**Your task:**
Carry none of the pictures over; write out the complete data exactly.

* start The data *

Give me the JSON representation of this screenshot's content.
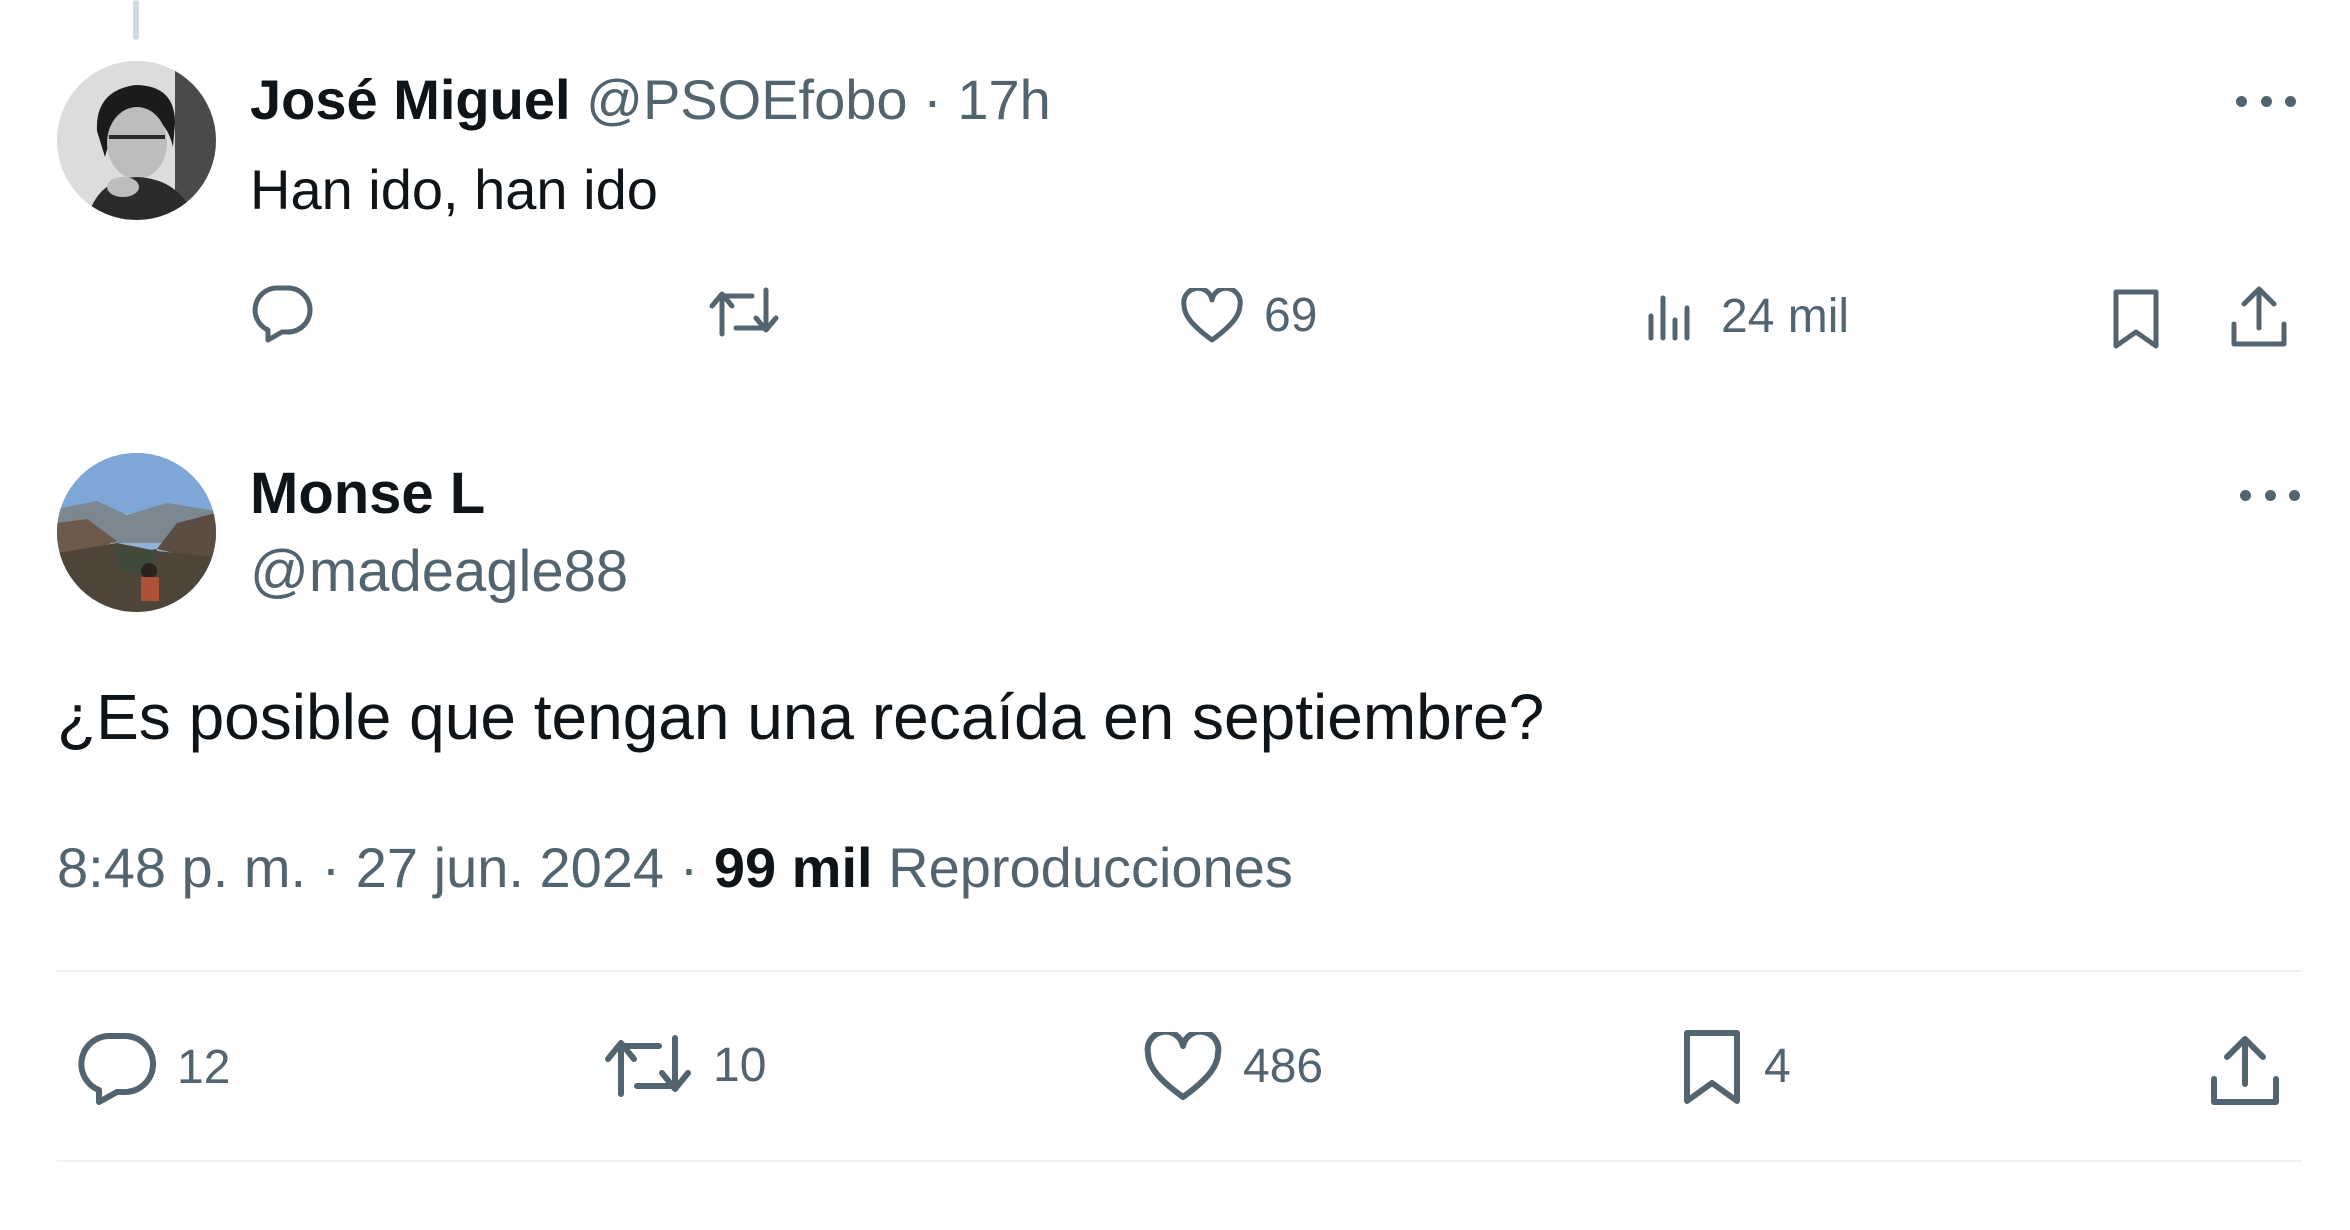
{
  "reply1": {
    "name": "José Miguel",
    "handle": "@PSOEfobo",
    "separator": "·",
    "time": "17h",
    "text": "Han ido, han ido",
    "likes": "69",
    "views": "24 mil"
  },
  "tweet2": {
    "name": "Monse L",
    "handle": "@madeagle88",
    "text": "¿Es posible que tengan una recaída en septiembre?",
    "timestamp": "8:48 p. m. · 27 jun. 2024 · ",
    "views_count": "99 mil",
    "views_label": "Reproducciones",
    "replies": "12",
    "retweets": "10",
    "likes": "486",
    "bookmarks": "4"
  },
  "colors": {
    "text_primary": "#0f1419",
    "text_secondary": "#536471",
    "divider": "#eff3f4"
  },
  "icons": [
    "reply-icon",
    "retweet-icon",
    "like-icon",
    "views-icon",
    "bookmark-icon",
    "share-icon",
    "more-icon"
  ]
}
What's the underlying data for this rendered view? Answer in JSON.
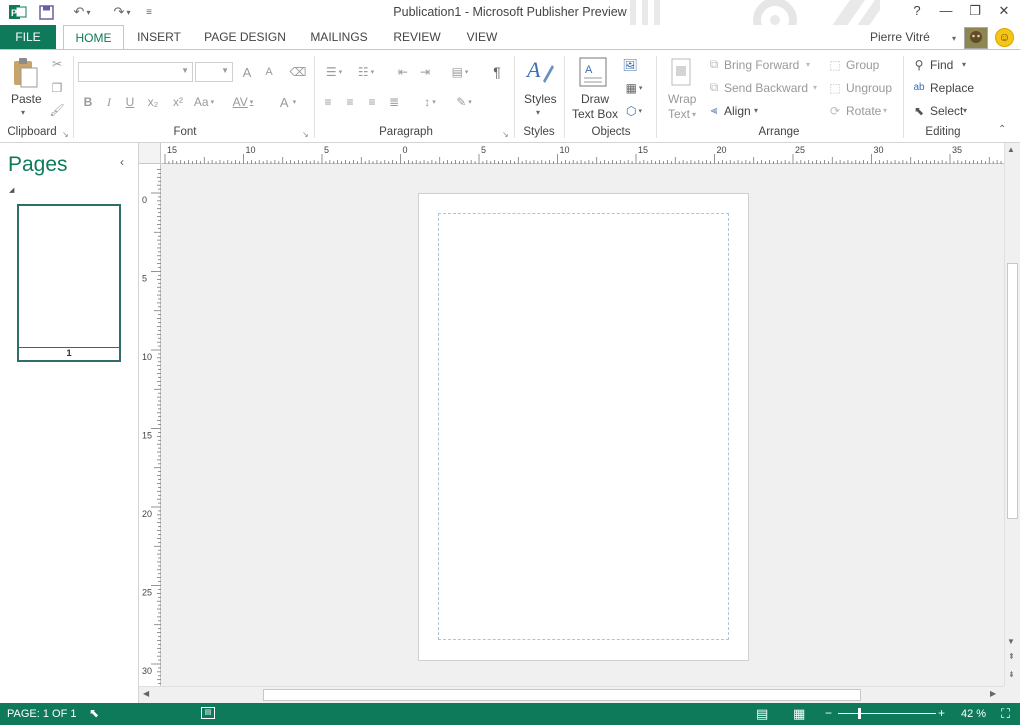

* end The data *

**Expected answer:**
Give me the JSON representation of this screenshot's content.
{
  "reply1": {
    "name": "José Miguel",
    "handle": "@PSOEfobo",
    "separator": "·",
    "time": "17h",
    "text": "Han ido, han ido",
    "likes": "69",
    "views": "24 mil"
  },
  "tweet2": {
    "name": "Monse L",
    "handle": "@madeagle88",
    "text": "¿Es posible que tengan una recaída en septiembre?",
    "timestamp": "8:48 p. m. · 27 jun. 2024 · ",
    "views_count": "99 mil",
    "views_label": "Reproducciones",
    "replies": "12",
    "retweets": "10",
    "likes": "486",
    "bookmarks": "4"
  },
  "colors": {
    "text_primary": "#0f1419",
    "text_secondary": "#536471",
    "divider": "#eff3f4"
  },
  "icons": [
    "reply-icon",
    "retweet-icon",
    "like-icon",
    "views-icon",
    "bookmark-icon",
    "share-icon",
    "more-icon"
  ]
}
What's the underlying data for this rendered view? Answer in JSON.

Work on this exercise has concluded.